Search the records for the word "KLASA" and report each line that has it.

━━━━━ INFORMATION SHOWN ━━━━━

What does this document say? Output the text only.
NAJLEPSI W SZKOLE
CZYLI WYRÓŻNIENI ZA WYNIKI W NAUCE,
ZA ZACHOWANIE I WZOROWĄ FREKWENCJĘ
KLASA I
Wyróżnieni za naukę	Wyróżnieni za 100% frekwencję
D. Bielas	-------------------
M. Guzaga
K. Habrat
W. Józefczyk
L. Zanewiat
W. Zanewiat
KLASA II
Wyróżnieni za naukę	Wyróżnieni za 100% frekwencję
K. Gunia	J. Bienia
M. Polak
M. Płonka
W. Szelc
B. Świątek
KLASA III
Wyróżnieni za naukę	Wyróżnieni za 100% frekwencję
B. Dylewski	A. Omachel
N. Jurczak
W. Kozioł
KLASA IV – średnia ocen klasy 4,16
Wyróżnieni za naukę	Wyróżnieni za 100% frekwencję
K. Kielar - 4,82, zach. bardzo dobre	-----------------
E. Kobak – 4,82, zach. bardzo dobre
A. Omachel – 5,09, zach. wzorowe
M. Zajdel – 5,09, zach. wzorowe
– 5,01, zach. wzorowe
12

━━━━━

ANSWER TO THE EXERCISE:
KLASA I
KLASA II
KLASA III
KLASA IV – średnia ocen klasy 4,16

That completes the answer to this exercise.